> _Tekstfragment_
+-------+

In deze uitspraak beoordeelt de rechtbank het beroep dat eiseres heeft ingediend na een eerdere uitspraak van 11 januari 2024, waarin de rechtbank verweerder opdroeg om binnen vier weken te beslissen op de nareisaanvraag van eiseres. Eiseres heeft beroep ingesteld omdat verweerder deze termijn niet heeft nageleefd. De rechtbank heeft besloten dat een zitting niet nodig is, omdat partijen daarmee instemden. De rechtbank wijst het verzoek van verweerder om het beroep aan te houden af, omdat dit de prikkel om tijdig te beslissen zou wegnemen.
De rechtbank constateert dat verweerder sinds 15 januari 2024 het fifo-principe hanteert in nareiszaken, wat betekent dat aanvragen op volgorde van binnenkomst worden behandeld. De rechtbank stelt vast dat verweerder niet binnen de gestelde termijn een besluit heeft genomen, waardoor het beroep van eiseres terecht is ingediend en gegrond is verklaard. De rechtbank draagt verweerder op om binnen twee weken na verzending van de uitspraak alsnog een besluit te nemen op de aanvraag van eiseres.

+-------+

> _Gegeven gegevens_

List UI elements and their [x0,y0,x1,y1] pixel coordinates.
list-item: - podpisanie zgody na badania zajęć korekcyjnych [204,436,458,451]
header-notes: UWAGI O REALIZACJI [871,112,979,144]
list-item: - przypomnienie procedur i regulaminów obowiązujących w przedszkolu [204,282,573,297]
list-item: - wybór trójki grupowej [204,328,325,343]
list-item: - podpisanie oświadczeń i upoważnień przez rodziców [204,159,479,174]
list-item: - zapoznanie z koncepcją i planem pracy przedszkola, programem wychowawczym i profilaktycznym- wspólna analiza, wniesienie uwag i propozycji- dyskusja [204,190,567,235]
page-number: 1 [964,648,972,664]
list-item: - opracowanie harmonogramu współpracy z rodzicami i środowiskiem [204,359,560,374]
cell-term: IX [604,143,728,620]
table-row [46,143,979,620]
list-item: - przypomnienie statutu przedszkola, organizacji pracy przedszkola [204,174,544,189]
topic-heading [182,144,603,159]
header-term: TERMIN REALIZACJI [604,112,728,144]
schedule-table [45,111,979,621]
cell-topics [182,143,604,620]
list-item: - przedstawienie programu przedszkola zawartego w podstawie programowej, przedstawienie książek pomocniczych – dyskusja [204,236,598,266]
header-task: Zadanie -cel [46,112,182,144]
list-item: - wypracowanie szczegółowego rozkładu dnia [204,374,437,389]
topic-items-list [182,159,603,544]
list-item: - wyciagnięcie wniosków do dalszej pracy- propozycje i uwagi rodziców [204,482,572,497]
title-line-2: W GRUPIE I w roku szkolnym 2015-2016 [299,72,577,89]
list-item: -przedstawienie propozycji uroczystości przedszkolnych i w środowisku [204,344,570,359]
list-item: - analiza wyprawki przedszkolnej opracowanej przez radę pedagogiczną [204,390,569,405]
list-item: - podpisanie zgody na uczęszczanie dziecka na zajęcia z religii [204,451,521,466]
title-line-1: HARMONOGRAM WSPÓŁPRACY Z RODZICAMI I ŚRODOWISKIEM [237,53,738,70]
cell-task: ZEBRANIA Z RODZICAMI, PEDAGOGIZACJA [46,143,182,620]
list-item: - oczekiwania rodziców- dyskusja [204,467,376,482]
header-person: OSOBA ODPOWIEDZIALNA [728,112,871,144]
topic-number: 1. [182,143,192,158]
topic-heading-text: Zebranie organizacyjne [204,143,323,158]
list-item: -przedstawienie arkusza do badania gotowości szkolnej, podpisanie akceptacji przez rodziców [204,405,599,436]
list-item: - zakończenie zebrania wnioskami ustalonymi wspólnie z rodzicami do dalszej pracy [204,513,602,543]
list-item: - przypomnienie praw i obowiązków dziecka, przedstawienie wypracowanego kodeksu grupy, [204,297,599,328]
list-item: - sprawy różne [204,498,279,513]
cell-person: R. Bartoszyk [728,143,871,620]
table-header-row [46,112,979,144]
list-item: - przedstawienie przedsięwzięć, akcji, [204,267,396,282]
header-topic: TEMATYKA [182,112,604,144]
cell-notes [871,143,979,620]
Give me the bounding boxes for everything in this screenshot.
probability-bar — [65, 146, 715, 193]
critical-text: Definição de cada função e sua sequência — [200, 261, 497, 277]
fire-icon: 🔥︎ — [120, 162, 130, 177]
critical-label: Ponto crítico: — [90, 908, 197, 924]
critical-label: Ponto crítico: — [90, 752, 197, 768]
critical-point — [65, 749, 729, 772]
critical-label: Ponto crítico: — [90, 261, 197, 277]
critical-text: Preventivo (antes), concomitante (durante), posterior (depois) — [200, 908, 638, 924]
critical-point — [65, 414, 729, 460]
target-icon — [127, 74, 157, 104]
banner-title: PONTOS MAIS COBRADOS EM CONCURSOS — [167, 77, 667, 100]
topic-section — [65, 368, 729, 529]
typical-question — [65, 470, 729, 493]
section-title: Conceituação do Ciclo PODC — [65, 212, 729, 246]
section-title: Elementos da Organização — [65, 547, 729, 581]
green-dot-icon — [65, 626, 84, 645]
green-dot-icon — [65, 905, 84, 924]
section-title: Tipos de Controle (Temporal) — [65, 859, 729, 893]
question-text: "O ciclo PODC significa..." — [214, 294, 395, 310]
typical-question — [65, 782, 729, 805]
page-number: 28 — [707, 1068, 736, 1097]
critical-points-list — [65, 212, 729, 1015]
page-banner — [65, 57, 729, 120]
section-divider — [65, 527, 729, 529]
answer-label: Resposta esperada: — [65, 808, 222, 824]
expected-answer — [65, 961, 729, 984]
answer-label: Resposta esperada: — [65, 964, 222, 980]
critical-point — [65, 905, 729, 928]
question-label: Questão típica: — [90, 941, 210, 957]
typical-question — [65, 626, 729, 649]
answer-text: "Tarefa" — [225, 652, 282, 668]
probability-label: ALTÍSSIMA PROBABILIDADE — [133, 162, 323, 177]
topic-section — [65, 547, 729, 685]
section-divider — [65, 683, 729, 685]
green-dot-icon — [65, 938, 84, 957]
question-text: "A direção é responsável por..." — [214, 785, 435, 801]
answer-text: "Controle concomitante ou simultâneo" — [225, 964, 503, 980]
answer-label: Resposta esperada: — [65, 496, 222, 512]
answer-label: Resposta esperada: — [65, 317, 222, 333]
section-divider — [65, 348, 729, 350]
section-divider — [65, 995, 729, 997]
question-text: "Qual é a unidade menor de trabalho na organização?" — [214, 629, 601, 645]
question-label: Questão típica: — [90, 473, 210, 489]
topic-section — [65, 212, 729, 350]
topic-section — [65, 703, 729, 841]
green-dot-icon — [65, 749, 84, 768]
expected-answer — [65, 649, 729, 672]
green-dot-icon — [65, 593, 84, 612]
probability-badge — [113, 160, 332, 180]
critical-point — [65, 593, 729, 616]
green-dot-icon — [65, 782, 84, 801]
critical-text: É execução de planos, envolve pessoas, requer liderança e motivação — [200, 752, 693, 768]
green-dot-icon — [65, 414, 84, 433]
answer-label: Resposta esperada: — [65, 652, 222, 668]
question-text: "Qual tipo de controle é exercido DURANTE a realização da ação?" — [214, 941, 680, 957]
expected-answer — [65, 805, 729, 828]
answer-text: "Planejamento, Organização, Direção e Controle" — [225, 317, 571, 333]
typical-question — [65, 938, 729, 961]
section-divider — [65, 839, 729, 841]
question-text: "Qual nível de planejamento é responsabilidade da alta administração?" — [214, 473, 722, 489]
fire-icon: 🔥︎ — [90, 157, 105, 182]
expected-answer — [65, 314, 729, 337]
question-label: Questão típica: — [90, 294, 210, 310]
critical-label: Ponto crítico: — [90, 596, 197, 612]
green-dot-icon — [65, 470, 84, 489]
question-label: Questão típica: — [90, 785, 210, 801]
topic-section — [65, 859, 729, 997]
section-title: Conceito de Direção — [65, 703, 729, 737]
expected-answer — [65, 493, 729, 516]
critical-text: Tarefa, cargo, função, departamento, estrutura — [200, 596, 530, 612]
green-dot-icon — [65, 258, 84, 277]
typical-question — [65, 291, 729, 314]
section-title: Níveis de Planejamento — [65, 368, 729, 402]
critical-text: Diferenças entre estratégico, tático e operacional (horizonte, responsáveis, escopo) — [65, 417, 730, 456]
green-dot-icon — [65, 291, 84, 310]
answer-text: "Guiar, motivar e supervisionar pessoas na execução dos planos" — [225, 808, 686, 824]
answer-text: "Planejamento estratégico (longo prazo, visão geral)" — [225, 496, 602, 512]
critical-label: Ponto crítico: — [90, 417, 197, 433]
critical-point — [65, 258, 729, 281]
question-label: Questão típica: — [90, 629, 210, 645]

+-------+

> _Wat moet je doen_
Schrijf de tekst over de rechtbankuitspraak over de nareisaanvraag verder, te beginnen na de laatste zin. De items doen hier verder niet mee.

> _Uitgewerkte opdracht_
Daarnaast legt de rechtbank een dwangsom op van € 200,- per dag voor elke dag dat de beslistermijn wordt overschreden, met een maximum van € 15.000,-. Eiseres krijgt ook een vergoeding voor de proceskosten van € 437,50 en het door haar betaalde griffierecht van € 187,- moet door verweerder worden vergoed. De uitspraak is gedaan door mr. G.P. Loman en is openbaar gemaakt op 14 augustus 2024.